### TEXT
## begin

Reflection by The Rev'd Dr Deborah Broome, Ministry Educator.


Then Pilate entered the headquarters again, summoned Jesus, and asked him, ‘Are you the King of the Jews?’ Jesus answered, ‘Do you ask this on your own, or did others tell you about me?’ Pilate replied, ‘I am not a Jew, am I? Your own nation and the chief priests have handed you over to me. What have you done?’ Jesus answered, ‘My kingdom is not from this world. If my kingdom were from this world, my followers would be fighting to keep me from being handed over to the Jews. But as it is, my kingdom is not from here.’ Pilate asked him, ‘So you are a king?’ Jesus answered, ‘You say that I am a king. For this I was born, and for this I came into the world, to testify to the truth. Everyone who belongs to the truth listens to my voice.’

John 18:33-37

 

This Sunday, the Sunday before Advent, is the feast of Christ the King, a celebration of the reign of Christ.  As the church year ends, our readings point us towards the coming of Christ’s universal kingdom.  And so we get the exchange between Jesus and Pontius Pilate that’s part of the Good Friday story.  We hear Pilate ask Jesus, “Are you the king of the Jews?”  It’s a political question of course and not a religious one: are you challenging my power?  Are you going to start a revolution to get rid of Caesar, and me as Caesar’s official?

## end

### SOURCE DATA
## begin

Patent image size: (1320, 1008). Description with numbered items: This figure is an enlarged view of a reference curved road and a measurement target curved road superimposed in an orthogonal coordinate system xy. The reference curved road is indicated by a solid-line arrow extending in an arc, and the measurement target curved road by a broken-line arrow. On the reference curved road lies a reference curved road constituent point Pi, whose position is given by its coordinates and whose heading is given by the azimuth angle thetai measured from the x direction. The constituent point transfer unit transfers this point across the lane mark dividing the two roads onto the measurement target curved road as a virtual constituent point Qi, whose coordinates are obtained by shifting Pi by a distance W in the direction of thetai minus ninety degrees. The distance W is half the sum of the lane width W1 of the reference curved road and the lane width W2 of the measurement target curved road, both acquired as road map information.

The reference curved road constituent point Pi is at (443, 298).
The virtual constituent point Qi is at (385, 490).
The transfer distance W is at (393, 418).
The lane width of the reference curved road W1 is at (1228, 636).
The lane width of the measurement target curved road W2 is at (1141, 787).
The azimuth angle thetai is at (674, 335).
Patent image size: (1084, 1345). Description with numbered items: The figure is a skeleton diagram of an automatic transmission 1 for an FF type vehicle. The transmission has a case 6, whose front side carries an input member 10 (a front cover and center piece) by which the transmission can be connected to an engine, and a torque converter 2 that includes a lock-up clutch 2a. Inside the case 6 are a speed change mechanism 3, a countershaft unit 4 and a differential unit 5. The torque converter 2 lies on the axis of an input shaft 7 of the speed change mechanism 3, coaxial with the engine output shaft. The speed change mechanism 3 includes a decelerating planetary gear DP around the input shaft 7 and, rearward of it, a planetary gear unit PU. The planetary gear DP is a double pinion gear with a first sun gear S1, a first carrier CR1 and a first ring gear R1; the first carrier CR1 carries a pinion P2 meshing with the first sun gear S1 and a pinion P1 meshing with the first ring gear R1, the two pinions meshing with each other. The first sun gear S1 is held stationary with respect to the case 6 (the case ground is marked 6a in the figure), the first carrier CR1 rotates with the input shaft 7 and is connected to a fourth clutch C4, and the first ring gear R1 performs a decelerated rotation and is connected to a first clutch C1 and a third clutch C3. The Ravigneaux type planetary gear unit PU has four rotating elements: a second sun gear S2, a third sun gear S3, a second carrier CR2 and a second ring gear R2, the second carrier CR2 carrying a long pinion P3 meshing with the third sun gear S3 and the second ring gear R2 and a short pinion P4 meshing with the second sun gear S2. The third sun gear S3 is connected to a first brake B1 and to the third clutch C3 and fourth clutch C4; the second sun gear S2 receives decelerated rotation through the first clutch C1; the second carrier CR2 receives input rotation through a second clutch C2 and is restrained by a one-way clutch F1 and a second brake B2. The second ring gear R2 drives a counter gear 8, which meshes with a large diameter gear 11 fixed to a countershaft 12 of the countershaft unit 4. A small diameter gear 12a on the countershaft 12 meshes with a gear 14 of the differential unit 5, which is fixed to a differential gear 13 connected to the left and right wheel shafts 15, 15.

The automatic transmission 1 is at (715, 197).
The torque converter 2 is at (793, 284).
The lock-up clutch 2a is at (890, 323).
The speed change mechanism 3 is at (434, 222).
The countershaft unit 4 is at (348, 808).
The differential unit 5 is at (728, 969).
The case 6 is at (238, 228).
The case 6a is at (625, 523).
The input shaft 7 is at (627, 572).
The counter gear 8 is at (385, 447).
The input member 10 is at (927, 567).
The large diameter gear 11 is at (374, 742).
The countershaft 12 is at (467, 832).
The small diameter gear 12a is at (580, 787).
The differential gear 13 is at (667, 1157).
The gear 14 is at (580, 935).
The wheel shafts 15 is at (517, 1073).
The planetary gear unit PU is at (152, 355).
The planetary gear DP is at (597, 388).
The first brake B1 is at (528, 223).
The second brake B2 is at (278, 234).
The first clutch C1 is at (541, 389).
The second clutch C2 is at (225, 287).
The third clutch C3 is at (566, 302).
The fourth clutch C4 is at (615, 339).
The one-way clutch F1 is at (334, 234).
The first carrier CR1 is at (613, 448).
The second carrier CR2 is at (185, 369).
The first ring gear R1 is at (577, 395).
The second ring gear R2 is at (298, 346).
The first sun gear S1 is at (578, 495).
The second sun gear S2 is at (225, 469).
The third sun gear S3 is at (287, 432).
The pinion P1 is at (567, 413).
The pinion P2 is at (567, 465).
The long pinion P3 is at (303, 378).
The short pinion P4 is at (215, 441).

## end

### TASKS TO COMPLETE
• A. Copy the rows word for word, everything from the start of the rows down to the line that contains "The azimuth angle thetai is at (674, 335).", with both ends included.
• B. Carry on the reflection on the feast of Christ the King from where it stops.

### RESPONSES BY TASK
• A.
Patent image size: (1320, 1008). Description with numbered items: This figure is an enlarged view of a reference curved road and a measurement target curved road superimposed in an orthogonal coordinate system xy. The reference curved road is indicated by a solid-line arrow extending in an arc, and the measurement target curved road by a broken-line arrow. On the reference curved road lies a reference curved road constituent point Pi, whose position is given by its coordinates and whose heading is given by the azimuth angle thetai measured from the x direction. The constituent point transfer unit transfers this point across the lane mark dividing the two roads onto the measurement target curved road as a virtual constituent point Qi, whose coordinates are obtained by shifting Pi by a distance W in the direction of thetai minus ninety degrees. The distance W is half the sum of the lane width W1 of the reference curved road and the lane width W2 of the measurement target curved road, both acquired as road map information.

The reference curved road constituent point Pi is at (443, 298).
The virtual constituent point Qi is at (385, 490).
The transfer distance W is at (393, 418).
The lane width of the reference curved road W1 is at (1228, 636).
The lane width of the measurement target curved road W2 is at (1141, 787).
The azimuth angle thetai is at (674, 335).

• B.
 

We can see why Pilate wants to know this.  He’s fixated on that word “king” and, like almost everyone else in John’s Gospel, he’s thinking literally, in political terms, in human-world terms.  That’s only natural from someone who was the representative of the Roman Empire, of the kingdom of this world.  But Jesus is talking metaphorically, in spiritual terms, in God’s-world terms – and he’s talking about a different kind of kingdom.  Jesus doesn’t deny he’s a king, but he answers that his kingship isn’t from this world.  He says he’s come to bear witness to the truth, and then he goes out to suffer and die – which is not what anyone would expect a king to do.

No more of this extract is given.